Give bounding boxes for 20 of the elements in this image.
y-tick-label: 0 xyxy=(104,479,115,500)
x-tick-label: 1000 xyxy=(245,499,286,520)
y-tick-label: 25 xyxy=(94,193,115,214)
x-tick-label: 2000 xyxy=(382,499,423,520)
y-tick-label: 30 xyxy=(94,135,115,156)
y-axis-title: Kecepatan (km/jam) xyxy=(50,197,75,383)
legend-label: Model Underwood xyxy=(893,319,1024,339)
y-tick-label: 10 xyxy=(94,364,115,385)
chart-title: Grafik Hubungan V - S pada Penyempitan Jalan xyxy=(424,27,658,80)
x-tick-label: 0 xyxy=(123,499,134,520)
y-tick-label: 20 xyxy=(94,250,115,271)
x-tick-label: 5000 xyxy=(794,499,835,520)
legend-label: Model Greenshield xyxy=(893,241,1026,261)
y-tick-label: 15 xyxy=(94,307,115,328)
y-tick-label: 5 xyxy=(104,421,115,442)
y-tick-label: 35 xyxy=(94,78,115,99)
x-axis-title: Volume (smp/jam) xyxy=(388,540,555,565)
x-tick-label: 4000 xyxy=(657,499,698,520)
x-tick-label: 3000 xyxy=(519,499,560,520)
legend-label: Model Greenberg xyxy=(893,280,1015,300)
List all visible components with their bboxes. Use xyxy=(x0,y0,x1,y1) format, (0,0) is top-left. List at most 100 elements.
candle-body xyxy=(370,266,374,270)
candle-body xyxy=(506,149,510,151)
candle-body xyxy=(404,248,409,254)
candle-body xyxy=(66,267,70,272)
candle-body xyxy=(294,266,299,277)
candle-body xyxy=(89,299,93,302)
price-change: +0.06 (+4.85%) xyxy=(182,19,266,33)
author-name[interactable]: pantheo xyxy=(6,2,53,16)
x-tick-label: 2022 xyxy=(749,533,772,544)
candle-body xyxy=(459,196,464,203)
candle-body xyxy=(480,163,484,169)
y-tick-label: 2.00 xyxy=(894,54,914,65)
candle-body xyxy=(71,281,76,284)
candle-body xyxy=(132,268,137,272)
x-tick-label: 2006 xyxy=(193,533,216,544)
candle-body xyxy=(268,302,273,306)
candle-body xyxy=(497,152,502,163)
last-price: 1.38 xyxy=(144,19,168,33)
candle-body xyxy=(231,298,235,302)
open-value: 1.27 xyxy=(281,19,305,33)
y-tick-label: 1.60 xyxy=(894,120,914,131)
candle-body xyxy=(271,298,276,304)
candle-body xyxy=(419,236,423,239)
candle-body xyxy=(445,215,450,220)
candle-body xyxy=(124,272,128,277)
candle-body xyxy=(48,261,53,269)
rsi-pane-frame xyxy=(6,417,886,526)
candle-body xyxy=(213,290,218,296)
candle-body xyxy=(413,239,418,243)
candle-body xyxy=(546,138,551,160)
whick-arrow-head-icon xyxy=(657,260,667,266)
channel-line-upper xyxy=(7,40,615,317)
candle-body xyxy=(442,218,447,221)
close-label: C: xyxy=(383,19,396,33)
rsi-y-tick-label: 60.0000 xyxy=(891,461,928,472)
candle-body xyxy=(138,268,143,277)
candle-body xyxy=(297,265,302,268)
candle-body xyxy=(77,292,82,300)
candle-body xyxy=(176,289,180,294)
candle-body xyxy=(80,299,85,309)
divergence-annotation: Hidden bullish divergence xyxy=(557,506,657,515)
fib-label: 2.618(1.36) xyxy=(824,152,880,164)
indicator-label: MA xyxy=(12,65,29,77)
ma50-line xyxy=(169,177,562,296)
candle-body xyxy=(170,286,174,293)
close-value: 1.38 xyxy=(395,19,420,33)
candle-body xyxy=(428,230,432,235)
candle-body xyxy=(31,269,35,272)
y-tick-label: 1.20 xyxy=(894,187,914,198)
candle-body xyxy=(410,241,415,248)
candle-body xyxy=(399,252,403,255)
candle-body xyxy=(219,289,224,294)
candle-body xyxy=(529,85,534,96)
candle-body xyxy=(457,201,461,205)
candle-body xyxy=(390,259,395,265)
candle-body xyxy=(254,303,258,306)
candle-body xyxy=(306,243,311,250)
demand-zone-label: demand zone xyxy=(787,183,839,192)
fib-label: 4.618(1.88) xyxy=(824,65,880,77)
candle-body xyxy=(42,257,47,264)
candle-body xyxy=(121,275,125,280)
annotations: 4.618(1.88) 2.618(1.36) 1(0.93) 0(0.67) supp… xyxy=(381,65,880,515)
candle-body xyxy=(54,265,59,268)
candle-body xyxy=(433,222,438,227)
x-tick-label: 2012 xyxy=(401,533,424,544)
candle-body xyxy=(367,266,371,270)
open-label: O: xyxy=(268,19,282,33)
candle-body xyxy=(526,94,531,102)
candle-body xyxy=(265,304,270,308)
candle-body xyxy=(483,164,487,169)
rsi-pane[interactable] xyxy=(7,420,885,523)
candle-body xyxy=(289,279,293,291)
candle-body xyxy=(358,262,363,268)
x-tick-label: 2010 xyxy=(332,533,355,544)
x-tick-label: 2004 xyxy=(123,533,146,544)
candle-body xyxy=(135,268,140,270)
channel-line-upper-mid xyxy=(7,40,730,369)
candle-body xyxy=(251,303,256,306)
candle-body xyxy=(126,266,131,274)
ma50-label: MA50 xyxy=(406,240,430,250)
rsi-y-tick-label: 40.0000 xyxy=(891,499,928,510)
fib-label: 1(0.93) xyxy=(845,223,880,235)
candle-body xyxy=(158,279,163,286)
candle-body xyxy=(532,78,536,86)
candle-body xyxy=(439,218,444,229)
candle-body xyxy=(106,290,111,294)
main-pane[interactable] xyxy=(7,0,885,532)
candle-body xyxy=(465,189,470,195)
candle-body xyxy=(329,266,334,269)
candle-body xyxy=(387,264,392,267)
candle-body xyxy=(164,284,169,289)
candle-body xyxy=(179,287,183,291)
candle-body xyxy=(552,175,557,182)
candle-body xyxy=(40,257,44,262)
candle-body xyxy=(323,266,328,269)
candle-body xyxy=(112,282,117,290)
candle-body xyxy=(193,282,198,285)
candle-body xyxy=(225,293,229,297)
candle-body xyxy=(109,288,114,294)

-=-=-=-=-

▸ **Instrucciones y requisitos**
Copia todas las filas anteriores sin alterar ni un solo carácter.

▸ **Solución del problema**
Give bounding boxes for 20 of the elements in this image.
y-tick-label: 0 xyxy=(104,479,115,500)
x-tick-label: 1000 xyxy=(245,499,286,520)
y-tick-label: 25 xyxy=(94,193,115,214)
x-tick-label: 2000 xyxy=(382,499,423,520)
y-tick-label: 30 xyxy=(94,135,115,156)
y-axis-title: Kecepatan (km/jam) xyxy=(50,197,75,383)
legend-label: Model Underwood xyxy=(893,319,1024,339)
y-tick-label: 10 xyxy=(94,364,115,385)
chart-title: Grafik Hubungan V - S pada Penyempitan Jalan xyxy=(424,27,658,80)
x-tick-label: 0 xyxy=(123,499,134,520)
y-tick-label: 20 xyxy=(94,250,115,271)
x-tick-label: 5000 xyxy=(794,499,835,520)
legend-label: Model Greenshield xyxy=(893,241,1026,261)
y-tick-label: 15 xyxy=(94,307,115,328)
y-tick-label: 5 xyxy=(104,421,115,442)
y-tick-label: 35 xyxy=(94,78,115,99)
x-axis-title: Volume (smp/jam) xyxy=(388,540,555,565)
x-tick-label: 4000 xyxy=(657,499,698,520)
x-tick-label: 3000 xyxy=(519,499,560,520)
legend-label: Model Greenberg xyxy=(893,280,1015,300)
List all visible components with their bboxes. Use xyxy=(x0,y0,x1,y1) format, (0,0) is top-left. List at most 100 elements.
candle-body xyxy=(370,266,374,270)
candle-body xyxy=(506,149,510,151)
candle-body xyxy=(404,248,409,254)
candle-body xyxy=(66,267,70,272)
candle-body xyxy=(294,266,299,277)
candle-body xyxy=(89,299,93,302)
price-change: +0.06 (+4.85%) xyxy=(182,19,266,33)
author-name[interactable]: pantheo xyxy=(6,2,53,16)
x-tick-label: 2022 xyxy=(749,533,772,544)
candle-body xyxy=(459,196,464,203)
candle-body xyxy=(480,163,484,169)
y-tick-label: 2.00 xyxy=(894,54,914,65)
candle-body xyxy=(71,281,76,284)
candle-body xyxy=(132,268,137,272)
x-tick-label: 2006 xyxy=(193,533,216,544)
candle-body xyxy=(268,302,273,306)
candle-body xyxy=(497,152,502,163)
last-price: 1.38 xyxy=(144,19,168,33)
candle-body xyxy=(231,298,235,302)
open-value: 1.27 xyxy=(281,19,305,33)
y-tick-label: 1.60 xyxy=(894,120,914,131)
candle-body xyxy=(271,298,276,304)
candle-body xyxy=(419,236,423,239)
candle-body xyxy=(445,215,450,220)
candle-body xyxy=(124,272,128,277)
candle-body xyxy=(48,261,53,269)
rsi-pane-frame xyxy=(6,417,886,526)
candle-body xyxy=(213,290,218,296)
candle-body xyxy=(413,239,418,243)
candle-body xyxy=(546,138,551,160)
whick-arrow-head-icon xyxy=(657,260,667,266)
channel-line-upper xyxy=(7,40,615,317)
candle-body xyxy=(442,218,447,221)
close-label: C: xyxy=(383,19,396,33)
rsi-y-tick-label: 60.0000 xyxy=(891,461,928,472)
candle-body xyxy=(138,268,143,277)
candle-body xyxy=(297,265,302,268)
candle-body xyxy=(77,292,82,300)
candle-body xyxy=(176,289,180,294)
candle-body xyxy=(80,299,85,309)
divergence-annotation: Hidden bullish divergence xyxy=(557,506,657,515)
fib-label: 2.618(1.36) xyxy=(824,152,880,164)
indicator-label: MA xyxy=(12,65,29,77)
ma50-line xyxy=(169,177,562,296)
candle-body xyxy=(170,286,174,293)
close-value: 1.38 xyxy=(395,19,420,33)
candle-body xyxy=(428,230,432,235)
candle-body xyxy=(31,269,35,272)
y-tick-label: 1.20 xyxy=(894,187,914,198)
candle-body xyxy=(410,241,415,248)
candle-body xyxy=(399,252,403,255)
candle-body xyxy=(219,289,224,294)
candle-body xyxy=(529,85,534,96)
candle-body xyxy=(457,201,461,205)
candle-body xyxy=(390,259,395,265)
candle-body xyxy=(254,303,258,306)
candle-body xyxy=(306,243,311,250)
demand-zone-label: demand zone xyxy=(787,183,839,192)
fib-label: 4.618(1.88) xyxy=(824,65,880,77)
candle-body xyxy=(42,257,47,264)
candle-body xyxy=(121,275,125,280)
annotations: 4.618(1.88) 2.618(1.36) 1(0.93) 0(0.67) supp… xyxy=(381,65,880,515)
candle-body xyxy=(54,265,59,268)
candle-body xyxy=(433,222,438,227)
x-tick-label: 2012 xyxy=(401,533,424,544)
candle-body xyxy=(367,266,371,270)
open-label: O: xyxy=(268,19,282,33)
candle-body xyxy=(526,94,531,102)
candle-body xyxy=(265,304,270,308)
candle-body xyxy=(483,164,487,169)
rsi-pane[interactable] xyxy=(7,420,885,523)
candle-body xyxy=(289,279,293,291)
candle-body xyxy=(358,262,363,268)
x-tick-label: 2010 xyxy=(332,533,355,544)
x-tick-label: 2004 xyxy=(123,533,146,544)
candle-body xyxy=(135,268,140,270)
channel-line-upper-mid xyxy=(7,40,730,369)
candle-body xyxy=(251,303,256,306)
candle-body xyxy=(126,266,131,274)
ma50-label: MA50 xyxy=(406,240,430,250)
rsi-y-tick-label: 40.0000 xyxy=(891,499,928,510)
fib-label: 1(0.93) xyxy=(845,223,880,235)
candle-body xyxy=(158,279,163,286)
candle-body xyxy=(532,78,536,86)
candle-body xyxy=(439,218,444,229)
candle-body xyxy=(106,290,111,294)
main-pane[interactable] xyxy=(7,0,885,532)
candle-body xyxy=(465,189,470,195)
candle-body xyxy=(329,266,334,269)
candle-body xyxy=(387,264,392,267)
candle-body xyxy=(164,284,169,289)
candle-body xyxy=(179,287,183,291)
candle-body xyxy=(552,175,557,182)
candle-body xyxy=(40,257,44,262)
candle-body xyxy=(323,266,328,269)
candle-body xyxy=(112,282,117,290)
candle-body xyxy=(193,282,198,285)
candle-body xyxy=(225,293,229,297)
candle-body xyxy=(109,288,114,294)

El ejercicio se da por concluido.